What is required:
For each line below that contains the string "Approx", copy that line.

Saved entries
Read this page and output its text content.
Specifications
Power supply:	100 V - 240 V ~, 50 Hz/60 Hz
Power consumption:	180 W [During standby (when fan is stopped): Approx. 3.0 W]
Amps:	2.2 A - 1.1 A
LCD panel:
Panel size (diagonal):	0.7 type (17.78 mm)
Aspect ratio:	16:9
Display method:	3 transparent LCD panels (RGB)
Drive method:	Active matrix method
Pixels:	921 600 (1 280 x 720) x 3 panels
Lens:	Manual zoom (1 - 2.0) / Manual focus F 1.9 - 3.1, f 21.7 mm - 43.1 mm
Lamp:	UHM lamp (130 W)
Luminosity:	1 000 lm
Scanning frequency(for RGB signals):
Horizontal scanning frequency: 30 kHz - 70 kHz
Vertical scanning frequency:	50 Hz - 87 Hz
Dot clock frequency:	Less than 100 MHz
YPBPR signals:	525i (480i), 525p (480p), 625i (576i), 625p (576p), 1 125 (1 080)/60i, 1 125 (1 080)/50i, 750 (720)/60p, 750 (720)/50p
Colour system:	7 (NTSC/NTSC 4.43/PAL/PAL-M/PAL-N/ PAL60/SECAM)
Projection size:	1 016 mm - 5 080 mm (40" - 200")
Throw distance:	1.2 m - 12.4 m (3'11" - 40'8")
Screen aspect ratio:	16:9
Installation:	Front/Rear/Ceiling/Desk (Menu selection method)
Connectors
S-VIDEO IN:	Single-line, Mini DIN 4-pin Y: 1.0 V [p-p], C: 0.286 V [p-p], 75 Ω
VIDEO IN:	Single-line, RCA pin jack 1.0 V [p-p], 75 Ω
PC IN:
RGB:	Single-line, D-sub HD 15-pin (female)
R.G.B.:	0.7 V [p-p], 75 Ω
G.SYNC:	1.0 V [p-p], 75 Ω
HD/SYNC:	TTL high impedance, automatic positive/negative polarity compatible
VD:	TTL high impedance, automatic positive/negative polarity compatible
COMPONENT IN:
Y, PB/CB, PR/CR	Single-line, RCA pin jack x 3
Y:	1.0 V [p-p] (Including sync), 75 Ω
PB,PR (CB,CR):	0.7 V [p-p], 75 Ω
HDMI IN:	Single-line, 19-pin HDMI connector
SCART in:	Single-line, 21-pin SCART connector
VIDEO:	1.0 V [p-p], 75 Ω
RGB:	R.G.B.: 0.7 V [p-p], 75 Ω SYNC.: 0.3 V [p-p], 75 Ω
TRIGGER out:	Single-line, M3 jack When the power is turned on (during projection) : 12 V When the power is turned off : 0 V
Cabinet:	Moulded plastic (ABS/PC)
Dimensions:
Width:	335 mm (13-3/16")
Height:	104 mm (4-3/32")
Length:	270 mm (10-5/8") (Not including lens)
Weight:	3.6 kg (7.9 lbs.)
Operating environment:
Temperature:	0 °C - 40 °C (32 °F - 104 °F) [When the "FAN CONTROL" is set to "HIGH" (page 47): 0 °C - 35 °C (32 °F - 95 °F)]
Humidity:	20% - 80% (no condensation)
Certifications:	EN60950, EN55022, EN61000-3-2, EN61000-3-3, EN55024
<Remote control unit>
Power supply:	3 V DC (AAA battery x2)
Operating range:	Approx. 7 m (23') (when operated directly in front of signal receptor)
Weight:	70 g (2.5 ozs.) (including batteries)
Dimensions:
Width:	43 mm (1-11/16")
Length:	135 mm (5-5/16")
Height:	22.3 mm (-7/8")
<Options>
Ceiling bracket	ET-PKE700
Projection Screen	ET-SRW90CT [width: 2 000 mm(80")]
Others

--

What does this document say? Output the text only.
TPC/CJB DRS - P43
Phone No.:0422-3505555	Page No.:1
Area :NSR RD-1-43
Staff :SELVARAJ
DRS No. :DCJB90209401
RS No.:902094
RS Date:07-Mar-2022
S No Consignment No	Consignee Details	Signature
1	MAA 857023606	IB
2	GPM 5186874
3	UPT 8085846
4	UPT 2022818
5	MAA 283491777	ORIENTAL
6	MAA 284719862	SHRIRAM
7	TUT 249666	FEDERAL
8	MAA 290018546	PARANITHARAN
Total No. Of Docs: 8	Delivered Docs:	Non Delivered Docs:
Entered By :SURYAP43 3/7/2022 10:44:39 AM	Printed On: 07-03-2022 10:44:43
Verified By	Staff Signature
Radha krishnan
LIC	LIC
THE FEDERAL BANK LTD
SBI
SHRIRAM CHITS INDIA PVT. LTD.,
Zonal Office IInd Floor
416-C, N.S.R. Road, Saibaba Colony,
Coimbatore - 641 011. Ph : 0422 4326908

Finished exercise:
Power consumption:	180 W [During standby (when fan is stopped): Approx. 3.0 W]
Operating range:	Approx. 7 m (23') (when operated directly in front of signal receptor)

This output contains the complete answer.